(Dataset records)
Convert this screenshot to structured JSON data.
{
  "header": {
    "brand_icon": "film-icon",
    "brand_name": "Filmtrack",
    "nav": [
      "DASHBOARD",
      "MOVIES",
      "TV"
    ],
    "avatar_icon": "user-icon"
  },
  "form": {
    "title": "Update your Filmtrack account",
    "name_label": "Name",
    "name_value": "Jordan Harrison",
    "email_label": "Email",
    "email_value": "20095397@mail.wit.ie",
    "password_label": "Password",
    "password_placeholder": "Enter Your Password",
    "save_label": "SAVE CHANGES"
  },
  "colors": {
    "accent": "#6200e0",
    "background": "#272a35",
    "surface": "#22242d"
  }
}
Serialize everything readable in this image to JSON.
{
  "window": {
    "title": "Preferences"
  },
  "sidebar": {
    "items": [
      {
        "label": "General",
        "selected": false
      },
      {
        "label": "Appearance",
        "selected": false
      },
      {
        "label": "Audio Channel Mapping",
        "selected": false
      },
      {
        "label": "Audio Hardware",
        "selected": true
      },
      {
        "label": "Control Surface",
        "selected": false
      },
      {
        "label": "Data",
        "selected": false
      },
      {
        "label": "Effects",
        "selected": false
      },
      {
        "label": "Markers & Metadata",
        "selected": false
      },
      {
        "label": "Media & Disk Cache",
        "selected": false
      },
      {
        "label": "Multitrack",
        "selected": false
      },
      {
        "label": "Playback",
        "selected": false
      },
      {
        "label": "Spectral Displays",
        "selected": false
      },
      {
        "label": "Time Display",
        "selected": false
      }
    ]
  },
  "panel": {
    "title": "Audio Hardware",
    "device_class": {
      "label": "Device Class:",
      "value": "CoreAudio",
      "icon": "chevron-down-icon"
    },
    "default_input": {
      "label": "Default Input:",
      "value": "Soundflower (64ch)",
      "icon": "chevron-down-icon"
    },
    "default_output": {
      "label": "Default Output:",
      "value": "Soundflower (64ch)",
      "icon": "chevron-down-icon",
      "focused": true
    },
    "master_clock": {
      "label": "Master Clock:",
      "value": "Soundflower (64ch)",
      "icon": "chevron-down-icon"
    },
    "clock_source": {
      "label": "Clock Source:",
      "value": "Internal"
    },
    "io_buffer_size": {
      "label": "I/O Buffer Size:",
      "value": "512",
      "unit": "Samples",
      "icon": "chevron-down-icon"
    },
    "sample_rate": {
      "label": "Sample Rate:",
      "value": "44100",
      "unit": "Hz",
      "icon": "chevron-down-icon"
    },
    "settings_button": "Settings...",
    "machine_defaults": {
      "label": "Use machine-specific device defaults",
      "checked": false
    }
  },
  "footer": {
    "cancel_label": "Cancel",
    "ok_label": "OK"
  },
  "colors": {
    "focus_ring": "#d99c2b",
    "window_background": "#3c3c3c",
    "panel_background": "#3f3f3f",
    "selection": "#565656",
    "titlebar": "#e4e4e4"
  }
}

— OBJECTIVE —
Your task is to quote all of the data word for word.

— ANSWER FOR THE TASK —
Convert this screenshot to structured JSON data.
{
  "header": {
    "brand_icon": "film-icon",
    "brand_name": "Filmtrack",
    "nav": [
      "DASHBOARD",
      "MOVIES",
      "TV"
    ],
    "avatar_icon": "user-icon"
  },
  "form": {
    "title": "Update your Filmtrack account",
    "name_label": "Name",
    "name_value": "Jordan Harrison",
    "email_label": "Email",
    "email_value": "20095397@mail.wit.ie",
    "password_label": "Password",
    "password_placeholder": "Enter Your Password",
    "save_label": "SAVE CHANGES"
  },
  "colors": {
    "accent": "#6200e0",
    "background": "#272a35",
    "surface": "#22242d"
  }
}
Serialize everything readable in this image to JSON.
{
  "window": {
    "title": "Preferences"
  },
  "sidebar": {
    "items": [
      {
        "label": "General",
        "selected": false
      },
      {
        "label": "Appearance",
        "selected": false
      },
      {
        "label": "Audio Channel Mapping",
        "selected": false
      },
      {
        "label": "Audio Hardware",
        "selected": true
      },
      {
        "label": "Control Surface",
        "selected": false
      },
      {
        "label": "Data",
        "selected": false
      },
      {
        "label": "Effects",
        "selected": false
      },
      {
        "label": "Markers & Metadata",
        "selected": false
      },
      {
        "label": "Media & Disk Cache",
        "selected": false
      },
      {
        "label": "Multitrack",
        "selected": false
      },
      {
        "label": "Playback",
        "selected": false
      },
      {
        "label": "Spectral Displays",
        "selected": false
      },
      {
        "label": "Time Display",
        "selected": false
      }
    ]
  },
  "panel": {
    "title": "Audio Hardware",
    "device_class": {
      "label": "Device Class:",
      "value": "CoreAudio",
      "icon": "chevron-down-icon"
    },
    "default_input": {
      "label": "Default Input:",
      "value": "Soundflower (64ch)",
      "icon": "chevron-down-icon"
    },
    "default_output": {
      "label": "Default Output:",
      "value": "Soundflower (64ch)",
      "icon": "chevron-down-icon",
      "focused": true
    },
    "master_clock": {
      "label": "Master Clock:",
      "value": "Soundflower (64ch)",
      "icon": "chevron-down-icon"
    },
    "clock_source": {
      "label": "Clock Source:",
      "value": "Internal"
    },
    "io_buffer_size": {
      "label": "I/O Buffer Size:",
      "value": "512",
      "unit": "Samples",
      "icon": "chevron-down-icon"
    },
    "sample_rate": {
      "label": "Sample Rate:",
      "value": "44100",
      "unit": "Hz",
      "icon": "chevron-down-icon"
    },
    "settings_button": "Settings...",
    "machine_defaults": {
      "label": "Use machine-specific device defaults",
      "checked": false
    }
  },
  "footer": {
    "cancel_label": "Cancel",
    "ok_label": "OK"
  },
  "colors": {
    "focus_ring": "#d99c2b",
    "window_background": "#3c3c3c",
    "panel_background": "#3f3f3f",
    "selection": "#565656",
    "titlebar": "#e4e4e4"
  }
}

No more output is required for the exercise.